Set down all of the data exactly as it appears.
.....
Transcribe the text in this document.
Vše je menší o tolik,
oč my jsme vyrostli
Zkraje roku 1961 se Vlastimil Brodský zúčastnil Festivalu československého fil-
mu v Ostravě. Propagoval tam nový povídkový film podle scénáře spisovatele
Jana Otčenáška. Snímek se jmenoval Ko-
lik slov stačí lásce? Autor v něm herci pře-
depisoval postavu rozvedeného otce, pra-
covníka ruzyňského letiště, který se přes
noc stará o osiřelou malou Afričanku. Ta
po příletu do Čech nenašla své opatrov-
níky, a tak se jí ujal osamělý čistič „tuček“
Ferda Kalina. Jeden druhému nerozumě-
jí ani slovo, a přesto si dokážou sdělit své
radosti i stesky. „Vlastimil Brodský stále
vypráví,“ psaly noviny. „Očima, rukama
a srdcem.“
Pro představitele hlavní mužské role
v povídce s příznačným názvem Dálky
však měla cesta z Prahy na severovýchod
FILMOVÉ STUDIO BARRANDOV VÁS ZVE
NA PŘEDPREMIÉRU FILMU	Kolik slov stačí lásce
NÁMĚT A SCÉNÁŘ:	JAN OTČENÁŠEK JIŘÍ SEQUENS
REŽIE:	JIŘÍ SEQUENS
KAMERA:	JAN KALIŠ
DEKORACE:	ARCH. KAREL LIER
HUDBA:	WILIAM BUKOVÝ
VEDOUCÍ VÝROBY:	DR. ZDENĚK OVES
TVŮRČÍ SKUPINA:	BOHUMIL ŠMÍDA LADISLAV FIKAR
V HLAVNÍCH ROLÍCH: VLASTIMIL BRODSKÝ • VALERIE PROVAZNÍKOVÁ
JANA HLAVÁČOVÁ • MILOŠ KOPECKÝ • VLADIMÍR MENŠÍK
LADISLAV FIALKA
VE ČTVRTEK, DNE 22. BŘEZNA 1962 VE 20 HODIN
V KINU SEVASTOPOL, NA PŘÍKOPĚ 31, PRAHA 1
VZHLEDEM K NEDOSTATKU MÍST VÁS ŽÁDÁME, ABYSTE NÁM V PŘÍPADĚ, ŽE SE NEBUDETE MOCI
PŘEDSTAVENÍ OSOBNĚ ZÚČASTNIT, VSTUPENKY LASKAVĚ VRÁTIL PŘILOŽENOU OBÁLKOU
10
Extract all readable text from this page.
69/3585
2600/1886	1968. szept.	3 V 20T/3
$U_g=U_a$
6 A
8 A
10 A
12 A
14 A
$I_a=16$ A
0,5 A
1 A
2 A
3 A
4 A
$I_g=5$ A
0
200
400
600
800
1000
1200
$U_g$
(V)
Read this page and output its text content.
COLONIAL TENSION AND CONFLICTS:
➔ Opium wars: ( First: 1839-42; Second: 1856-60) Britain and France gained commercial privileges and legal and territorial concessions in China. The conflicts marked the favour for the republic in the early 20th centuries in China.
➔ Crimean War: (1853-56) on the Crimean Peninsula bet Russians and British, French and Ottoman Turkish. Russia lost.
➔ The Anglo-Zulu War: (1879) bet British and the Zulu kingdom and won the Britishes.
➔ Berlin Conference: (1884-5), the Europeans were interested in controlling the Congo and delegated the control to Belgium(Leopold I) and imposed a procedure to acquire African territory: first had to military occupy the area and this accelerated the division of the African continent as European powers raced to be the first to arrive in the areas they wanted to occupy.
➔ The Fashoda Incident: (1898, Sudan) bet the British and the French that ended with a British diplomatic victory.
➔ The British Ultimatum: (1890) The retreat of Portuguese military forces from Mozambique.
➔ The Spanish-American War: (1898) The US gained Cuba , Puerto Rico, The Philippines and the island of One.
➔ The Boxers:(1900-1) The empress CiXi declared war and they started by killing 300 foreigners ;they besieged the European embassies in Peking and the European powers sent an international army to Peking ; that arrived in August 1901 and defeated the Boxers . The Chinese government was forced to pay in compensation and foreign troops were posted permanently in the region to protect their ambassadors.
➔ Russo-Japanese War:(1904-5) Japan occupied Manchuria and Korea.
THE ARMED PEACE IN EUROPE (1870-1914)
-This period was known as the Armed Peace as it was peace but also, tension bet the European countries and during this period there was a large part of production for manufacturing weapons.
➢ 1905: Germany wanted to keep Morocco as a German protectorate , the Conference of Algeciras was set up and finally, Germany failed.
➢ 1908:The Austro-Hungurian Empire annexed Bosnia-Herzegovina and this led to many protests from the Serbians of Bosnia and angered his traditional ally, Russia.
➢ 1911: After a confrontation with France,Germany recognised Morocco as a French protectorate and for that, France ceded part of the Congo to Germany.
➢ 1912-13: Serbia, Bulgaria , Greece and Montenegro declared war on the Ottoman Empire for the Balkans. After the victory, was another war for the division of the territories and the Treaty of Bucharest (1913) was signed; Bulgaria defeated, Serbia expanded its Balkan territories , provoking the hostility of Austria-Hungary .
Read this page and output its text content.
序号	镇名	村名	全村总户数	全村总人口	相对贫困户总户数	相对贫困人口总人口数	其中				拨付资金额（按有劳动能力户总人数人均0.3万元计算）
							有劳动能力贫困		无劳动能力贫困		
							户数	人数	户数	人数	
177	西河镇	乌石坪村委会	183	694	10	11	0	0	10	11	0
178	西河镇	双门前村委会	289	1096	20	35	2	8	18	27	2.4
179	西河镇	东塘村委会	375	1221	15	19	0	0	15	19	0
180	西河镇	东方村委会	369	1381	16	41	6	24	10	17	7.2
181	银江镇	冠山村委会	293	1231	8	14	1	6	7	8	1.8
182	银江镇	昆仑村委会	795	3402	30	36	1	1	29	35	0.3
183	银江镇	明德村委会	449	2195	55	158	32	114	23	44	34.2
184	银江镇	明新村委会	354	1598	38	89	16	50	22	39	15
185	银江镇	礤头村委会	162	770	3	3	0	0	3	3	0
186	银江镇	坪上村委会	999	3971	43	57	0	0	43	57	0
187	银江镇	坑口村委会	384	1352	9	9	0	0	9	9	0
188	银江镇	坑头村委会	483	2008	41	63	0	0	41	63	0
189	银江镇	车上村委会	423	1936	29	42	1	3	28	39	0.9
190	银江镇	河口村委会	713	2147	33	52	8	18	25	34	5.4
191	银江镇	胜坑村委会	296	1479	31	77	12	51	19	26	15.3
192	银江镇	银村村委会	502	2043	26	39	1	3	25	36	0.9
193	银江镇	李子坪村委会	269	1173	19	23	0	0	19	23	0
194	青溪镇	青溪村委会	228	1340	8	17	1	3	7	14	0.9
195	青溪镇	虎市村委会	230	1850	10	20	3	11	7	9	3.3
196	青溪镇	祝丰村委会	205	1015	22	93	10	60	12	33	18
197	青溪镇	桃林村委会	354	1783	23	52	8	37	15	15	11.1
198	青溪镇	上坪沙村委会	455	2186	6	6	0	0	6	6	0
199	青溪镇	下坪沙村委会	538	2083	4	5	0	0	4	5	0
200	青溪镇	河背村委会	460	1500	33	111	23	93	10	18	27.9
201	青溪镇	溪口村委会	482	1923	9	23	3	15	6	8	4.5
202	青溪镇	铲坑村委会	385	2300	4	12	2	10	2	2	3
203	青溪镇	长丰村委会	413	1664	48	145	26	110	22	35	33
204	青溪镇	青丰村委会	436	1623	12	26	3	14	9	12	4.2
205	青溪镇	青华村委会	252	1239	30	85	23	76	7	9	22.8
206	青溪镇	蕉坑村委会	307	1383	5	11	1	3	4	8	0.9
.....
▶ _EXPECTED ANSWER_:
Transcribe the text in this document.
Vše je menší o tolik,
oč my jsme vyrostli
Zkraje roku 1961 se Vlastimil Brodský zúčastnil Festivalu československého fil-
mu v Ostravě. Propagoval tam nový povídkový film podle scénáře spisovatele
Jana Otčenáška. Snímek se jmenoval Ko-
lik slov stačí lásce? Autor v něm herci pře-
depisoval postavu rozvedeného otce, pra-
covníka ruzyňského letiště, který se přes
noc stará o osiřelou malou Afričanku. Ta
po příletu do Čech nenašla své opatrov-
níky, a tak se jí ujal osamělý čistič „tuček“
Ferda Kalina. Jeden druhému nerozumě-
jí ani slovo, a přesto si dokážou sdělit své
radosti i stesky. „Vlastimil Brodský stále
vypráví,“ psaly noviny. „Očima, rukama
a srdcem.“
Pro představitele hlavní mužské role
v povídce s příznačným názvem Dálky
však měla cesta z Prahy na severovýchod
FILMOVÉ STUDIO BARRANDOV VÁS ZVE
NA PŘEDPREMIÉRU FILMU	Kolik slov stačí lásce
NÁMĚT A SCÉNÁŘ:	JAN OTČENÁŠEK JIŘÍ SEQUENS
REŽIE:	JIŘÍ SEQUENS
KAMERA:	JAN KALIŠ
DEKORACE:	ARCH. KAREL LIER
HUDBA:	WILIAM BUKOVÝ
VEDOUCÍ VÝROBY:	DR. ZDENĚK OVES
TVŮRČÍ SKUPINA:	BOHUMIL ŠMÍDA LADISLAV FIKAR
V HLAVNÍCH ROLÍCH: VLASTIMIL BRODSKÝ • VALERIE PROVAZNÍKOVÁ
JANA HLAVÁČOVÁ • MILOŠ KOPECKÝ • VLADIMÍR MENŠÍK
LADISLAV FIALKA
VE ČTVRTEK, DNE 22. BŘEZNA 1962 VE 20 HODIN
V KINU SEVASTOPOL, NA PŘÍKOPĚ 31, PRAHA 1
VZHLEDEM K NEDOSTATKU MÍST VÁS ŽÁDÁME, ABYSTE NÁM V PŘÍPADĚ, ŽE SE NEBUDETE MOCI
PŘEDSTAVENÍ OSOBNĚ ZÚČASTNIT, VSTUPENKY LASKAVĚ VRÁTIL PŘILOŽENOU OBÁLKOU
10
Extract all readable text from this page.
69/3585
2600/1886	1968. szept.	3 V 20T/3
$U_g=U_a$
6 A
8 A
10 A
12 A
14 A
$I_a=16$ A
0,5 A
1 A
2 A
3 A
4 A
$I_g=5$ A
0
200
400
600
800
1000
1200
$U_g$
(V)
Read this page and output its text content.
COLONIAL TENSION AND CONFLICTS:
➔ Opium wars: ( First: 1839-42; Second: 1856-60) Britain and France gained commercial privileges and legal and territorial concessions in China. The conflicts marked the favour for the republic in the early 20th centuries in China.
➔ Crimean War: (1853-56) on the Crimean Peninsula bet Russians and British, French and Ottoman Turkish. Russia lost.
➔ The Anglo-Zulu War: (1879) bet British and the Zulu kingdom and won the Britishes.
➔ Berlin Conference: (1884-5), the Europeans were interested in controlling the Congo and delegated the control to Belgium(Leopold I) and imposed a procedure to acquire African territory: first had to military occupy the area and this accelerated the division of the African continent as European powers raced to be the first to arrive in the areas they wanted to occupy.
➔ The Fashoda Incident: (1898, Sudan) bet the British and the French that ended with a British diplomatic victory.
➔ The British Ultimatum: (1890) The retreat of Portuguese military forces from Mozambique.
➔ The Spanish-American War: (1898) The US gained Cuba , Puerto Rico, The Philippines and the island of One.
➔ The Boxers:(1900-1) The empress CiXi declared war and they started by killing 300 foreigners ;they besieged the European embassies in Peking and the European powers sent an international army to Peking ; that arrived in August 1901 and defeated the Boxers . The Chinese government was forced to pay in compensation and foreign troops were posted permanently in the region to protect their ambassadors.
➔ Russo-Japanese War:(1904-5) Japan occupied Manchuria and Korea.
THE ARMED PEACE IN EUROPE (1870-1914)
-This period was known as the Armed Peace as it was peace but also, tension bet the European countries and during this period there was a large part of production for manufacturing weapons.
➢ 1905: Germany wanted to keep Morocco as a German protectorate , the Conference of Algeciras was set up and finally, Germany failed.
➢ 1908:The Austro-Hungurian Empire annexed Bosnia-Herzegovina and this led to many protests from the Serbians of Bosnia and angered his traditional ally, Russia.
➢ 1911: After a confrontation with France,Germany recognised Morocco as a French protectorate and for that, France ceded part of the Congo to Germany.
➢ 1912-13: Serbia, Bulgaria , Greece and Montenegro declared war on the Ottoman Empire for the Balkans. After the victory, was another war for the division of the territories and the Treaty of Bucharest (1913) was signed; Bulgaria defeated, Serbia expanded its Balkan territories , provoking the hostility of Austria-Hungary .
Read this page and output its text content.
序号	镇名	村名	全村总户数	全村总人口	相对贫困户总户数	相对贫困人口总人口数	其中				拨付资金额（按有劳动能力户总人数人均0.3万元计算）
							有劳动能力贫困		无劳动能力贫困		
							户数	人数	户数	人数	
177	西河镇	乌石坪村委会	183	694	10	11	0	0	10	11	0
178	西河镇	双门前村委会	289	1096	20	35	2	8	18	27	2.4
179	西河镇	东塘村委会	375	1221	15	19	0	0	15	19	0
180	西河镇	东方村委会	369	1381	16	41	6	24	10	17	7.2
181	银江镇	冠山村委会	293	1231	8	14	1	6	7	8	1.8
182	银江镇	昆仑村委会	795	3402	30	36	1	1	29	35	0.3
183	银江镇	明德村委会	449	2195	55	158	32	114	23	44	34.2
184	银江镇	明新村委会	354	1598	38	89	16	50	22	39	15
185	银江镇	礤头村委会	162	770	3	3	0	0	3	3	0
186	银江镇	坪上村委会	999	3971	43	57	0	0	43	57	0
187	银江镇	坑口村委会	384	1352	9	9	0	0	9	9	0
188	银江镇	坑头村委会	483	2008	41	63	0	0	41	63	0
189	银江镇	车上村委会	423	1936	29	42	1	3	28	39	0.9
190	银江镇	河口村委会	713	2147	33	52	8	18	25	34	5.4
191	银江镇	胜坑村委会	296	1479	31	77	12	51	19	26	15.3
192	银江镇	银村村委会	502	2043	26	39	1	3	25	36	0.9
193	银江镇	李子坪村委会	269	1173	19	23	0	0	19	23	0
194	青溪镇	青溪村委会	228	1340	8	17	1	3	7	14	0.9
195	青溪镇	虎市村委会	230	1850	10	20	3	11	7	9	3.3
196	青溪镇	祝丰村委会	205	1015	22	93	10	60	12	33	18
197	青溪镇	桃林村委会	354	1783	23	52	8	37	15	15	11.1
198	青溪镇	上坪沙村委会	455	2186	6	6	0	0	6	6	0
199	青溪镇	下坪沙村委会	538	2083	4	5	0	0	4	5	0
200	青溪镇	河背村委会	460	1500	33	111	23	93	10	18	27.9
201	青溪镇	溪口村委会	482	1923	9	23	3	15	6	8	4.5
202	青溪镇	铲坑村委会	385	2300	4	12	2	10	2	2	3
203	青溪镇	长丰村委会	413	1664	48	145	26	110	22	35	33
204	青溪镇	青丰村委会	436	1623	12	26	3	14	9	12	4.2
205	青溪镇	青华村委会	252	1239	30	85	23	76	7	9	22.8
206	青溪镇	蕉坑村委会	307	1383	5	11	1	3	4	8	0.9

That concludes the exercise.